The problem.
Reproduce every line of the entries below word for word, leaving out the pictures.

Records supplied.
---

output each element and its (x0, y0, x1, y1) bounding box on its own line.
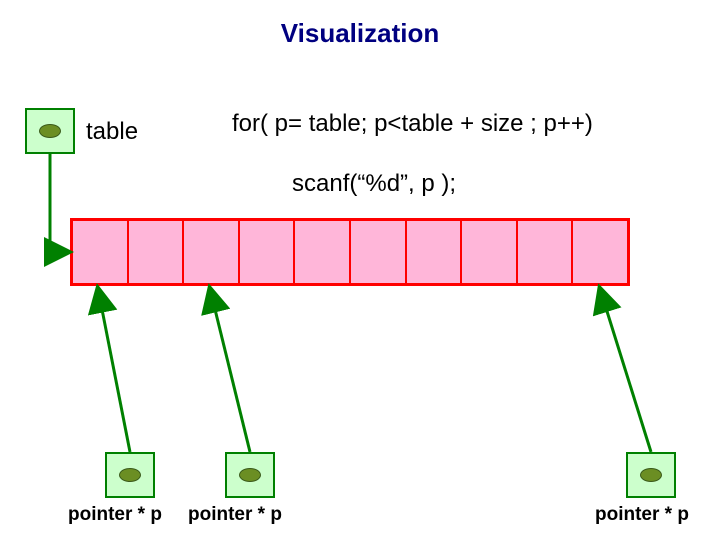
table-pointer-box (25, 108, 75, 154)
array-cell (462, 221, 518, 283)
pointer-label: pointer * p (68, 504, 162, 526)
array-cell (407, 221, 463, 283)
pointer-box (225, 452, 275, 498)
array-cell (129, 221, 185, 283)
dot-icon (39, 124, 61, 138)
array-cell (240, 221, 296, 283)
page-title: Visualization (0, 18, 720, 49)
dot-icon (640, 468, 662, 482)
array-row (70, 218, 630, 286)
array-cell (351, 221, 407, 283)
code-for-line: for( p= table; p<table + size ; p++) (232, 110, 593, 138)
array-cell (518, 221, 574, 283)
array-cell (573, 221, 627, 283)
code-scanf-line: scanf(“%d”, p ); (292, 170, 456, 198)
array-cell (295, 221, 351, 283)
array-cell (73, 221, 129, 283)
dot-icon (119, 468, 141, 482)
array-cell (184, 221, 240, 283)
pointer-label: pointer * p (188, 504, 282, 526)
pointer-label: pointer * p (595, 504, 689, 526)
dot-icon (239, 468, 261, 482)
table-label: table (86, 118, 138, 146)
pointer-box (626, 452, 676, 498)
pointer-box (105, 452, 155, 498)
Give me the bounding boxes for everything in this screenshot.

---

Solution for this problem.
output each element and its (x0, y0, x1, y1) bounding box on its own line.
table-pointer-box (25, 108, 75, 154)
array-cell (462, 221, 518, 283)
pointer-label: pointer * p (68, 504, 162, 526)
array-cell (407, 221, 463, 283)
pointer-box (225, 452, 275, 498)
array-cell (129, 221, 185, 283)
dot-icon (39, 124, 61, 138)
array-cell (240, 221, 296, 283)
page-title: Visualization (0, 18, 720, 49)
dot-icon (640, 468, 662, 482)
array-row (70, 218, 630, 286)
array-cell (351, 221, 407, 283)
code-for-line: for( p= table; p<table + size ; p++) (232, 110, 593, 138)
array-cell (518, 221, 574, 283)
array-cell (573, 221, 627, 283)
code-scanf-line: scanf(“%d”, p ); (292, 170, 456, 198)
array-cell (295, 221, 351, 283)
array-cell (73, 221, 129, 283)
dot-icon (119, 468, 141, 482)
array-cell (184, 221, 240, 283)
pointer-label: pointer * p (188, 504, 282, 526)
pointer-label: pointer * p (595, 504, 689, 526)
dot-icon (239, 468, 261, 482)
table-label: table (86, 118, 138, 146)
pointer-box (626, 452, 676, 498)
pointer-box (105, 452, 155, 498)
Give me the bounding boxes for everything in this screenshot.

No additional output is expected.